### Extracted material ###

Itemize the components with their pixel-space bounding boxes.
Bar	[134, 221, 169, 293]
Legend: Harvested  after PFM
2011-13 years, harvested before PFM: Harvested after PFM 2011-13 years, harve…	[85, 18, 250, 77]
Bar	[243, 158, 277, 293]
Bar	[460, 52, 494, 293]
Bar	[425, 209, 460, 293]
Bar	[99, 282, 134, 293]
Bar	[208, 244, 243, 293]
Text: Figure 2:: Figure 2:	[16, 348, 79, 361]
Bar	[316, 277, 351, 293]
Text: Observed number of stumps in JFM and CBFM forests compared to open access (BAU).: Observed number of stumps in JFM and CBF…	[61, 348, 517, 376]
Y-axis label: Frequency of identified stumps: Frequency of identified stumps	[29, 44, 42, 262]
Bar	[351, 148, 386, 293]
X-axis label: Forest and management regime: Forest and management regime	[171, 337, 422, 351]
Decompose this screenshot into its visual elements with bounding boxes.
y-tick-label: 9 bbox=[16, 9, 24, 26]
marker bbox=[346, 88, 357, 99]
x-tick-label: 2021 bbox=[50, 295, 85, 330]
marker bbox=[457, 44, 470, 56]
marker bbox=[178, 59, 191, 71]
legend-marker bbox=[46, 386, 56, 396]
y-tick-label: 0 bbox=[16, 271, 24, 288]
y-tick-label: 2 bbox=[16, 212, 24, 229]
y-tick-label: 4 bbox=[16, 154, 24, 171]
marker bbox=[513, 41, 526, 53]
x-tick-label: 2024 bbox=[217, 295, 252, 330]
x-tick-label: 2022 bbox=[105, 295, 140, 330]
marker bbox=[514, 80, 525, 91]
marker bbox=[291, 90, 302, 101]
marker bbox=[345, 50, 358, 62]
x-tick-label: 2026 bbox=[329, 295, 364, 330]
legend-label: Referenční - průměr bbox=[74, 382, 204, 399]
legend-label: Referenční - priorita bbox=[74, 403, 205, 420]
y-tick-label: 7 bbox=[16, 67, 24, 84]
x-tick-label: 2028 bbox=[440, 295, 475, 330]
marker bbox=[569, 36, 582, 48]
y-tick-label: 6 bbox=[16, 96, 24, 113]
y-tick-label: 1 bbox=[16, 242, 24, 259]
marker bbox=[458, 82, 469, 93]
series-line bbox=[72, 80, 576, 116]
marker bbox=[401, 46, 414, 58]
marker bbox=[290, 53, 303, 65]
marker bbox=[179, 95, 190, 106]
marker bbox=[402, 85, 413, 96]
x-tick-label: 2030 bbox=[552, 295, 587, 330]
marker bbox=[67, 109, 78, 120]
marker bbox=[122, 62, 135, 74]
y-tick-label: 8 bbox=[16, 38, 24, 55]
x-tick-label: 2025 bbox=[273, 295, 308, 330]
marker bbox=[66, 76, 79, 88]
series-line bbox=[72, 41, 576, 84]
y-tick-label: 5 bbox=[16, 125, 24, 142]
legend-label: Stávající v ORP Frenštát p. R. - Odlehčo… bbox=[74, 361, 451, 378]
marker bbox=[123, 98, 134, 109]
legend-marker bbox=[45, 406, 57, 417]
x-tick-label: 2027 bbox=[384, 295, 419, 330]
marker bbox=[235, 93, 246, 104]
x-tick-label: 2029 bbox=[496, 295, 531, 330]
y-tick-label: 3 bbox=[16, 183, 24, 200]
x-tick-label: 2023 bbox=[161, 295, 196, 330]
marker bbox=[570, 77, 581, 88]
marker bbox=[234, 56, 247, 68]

###

Aim of the exercise ▸
Copy every item above word for word, keeping each line in its original order.

Expected output ▸
Itemize the components with their pixel-space bounding boxes.
Bar	[134, 221, 169, 293]
Legend: Harvested  after PFM
2011-13 years, harvested before PFM: Harvested after PFM 2011-13 years, harve…	[85, 18, 250, 77]
Bar	[243, 158, 277, 293]
Bar	[460, 52, 494, 293]
Bar	[425, 209, 460, 293]
Bar	[99, 282, 134, 293]
Bar	[208, 244, 243, 293]
Text: Figure 2:: Figure 2:	[16, 348, 79, 361]
Bar	[316, 277, 351, 293]
Text: Observed number of stumps in JFM and CBFM forests compared to open access (BAU).: Observed number of stumps in JFM and CBF…	[61, 348, 517, 376]
Y-axis label: Frequency of identified stumps: Frequency of identified stumps	[29, 44, 42, 262]
Bar	[351, 148, 386, 293]
X-axis label: Forest and management regime: Forest and management regime	[171, 337, 422, 351]
Decompose this screenshot into its visual elements with bounding boxes.
y-tick-label: 9 bbox=[16, 9, 24, 26]
marker bbox=[346, 88, 357, 99]
x-tick-label: 2021 bbox=[50, 295, 85, 330]
marker bbox=[457, 44, 470, 56]
marker bbox=[178, 59, 191, 71]
legend-marker bbox=[46, 386, 56, 396]
y-tick-label: 0 bbox=[16, 271, 24, 288]
y-tick-label: 2 bbox=[16, 212, 24, 229]
y-tick-label: 4 bbox=[16, 154, 24, 171]
marker bbox=[513, 41, 526, 53]
x-tick-label: 2024 bbox=[217, 295, 252, 330]
x-tick-label: 2022 bbox=[105, 295, 140, 330]
marker bbox=[514, 80, 525, 91]
marker bbox=[291, 90, 302, 101]
marker bbox=[345, 50, 358, 62]
x-tick-label: 2026 bbox=[329, 295, 364, 330]
legend-label: Referenční - průměr bbox=[74, 382, 204, 399]
legend-label: Referenční - priorita bbox=[74, 403, 205, 420]
y-tick-label: 7 bbox=[16, 67, 24, 84]
x-tick-label: 2028 bbox=[440, 295, 475, 330]
marker bbox=[569, 36, 582, 48]
y-tick-label: 6 bbox=[16, 96, 24, 113]
y-tick-label: 1 bbox=[16, 242, 24, 259]
marker bbox=[458, 82, 469, 93]
series-line bbox=[72, 80, 576, 116]
marker bbox=[401, 46, 414, 58]
marker bbox=[290, 53, 303, 65]
marker bbox=[179, 95, 190, 106]
marker bbox=[402, 85, 413, 96]
x-tick-label: 2030 bbox=[552, 295, 587, 330]
marker bbox=[67, 109, 78, 120]
marker bbox=[122, 62, 135, 74]
y-tick-label: 8 bbox=[16, 38, 24, 55]
x-tick-label: 2025 bbox=[273, 295, 308, 330]
marker bbox=[66, 76, 79, 88]
series-line bbox=[72, 41, 576, 84]
y-tick-label: 5 bbox=[16, 125, 24, 142]
legend-label: Stávající v ORP Frenštát p. R. - Odlehčo… bbox=[74, 361, 451, 378]
marker bbox=[123, 98, 134, 109]
legend-marker bbox=[45, 406, 57, 417]
x-tick-label: 2027 bbox=[384, 295, 419, 330]
marker bbox=[235, 93, 246, 104]
x-tick-label: 2029 bbox=[496, 295, 531, 330]
y-tick-label: 3 bbox=[16, 183, 24, 200]
x-tick-label: 2023 bbox=[161, 295, 196, 330]
marker bbox=[570, 77, 581, 88]
marker bbox=[234, 56, 247, 68]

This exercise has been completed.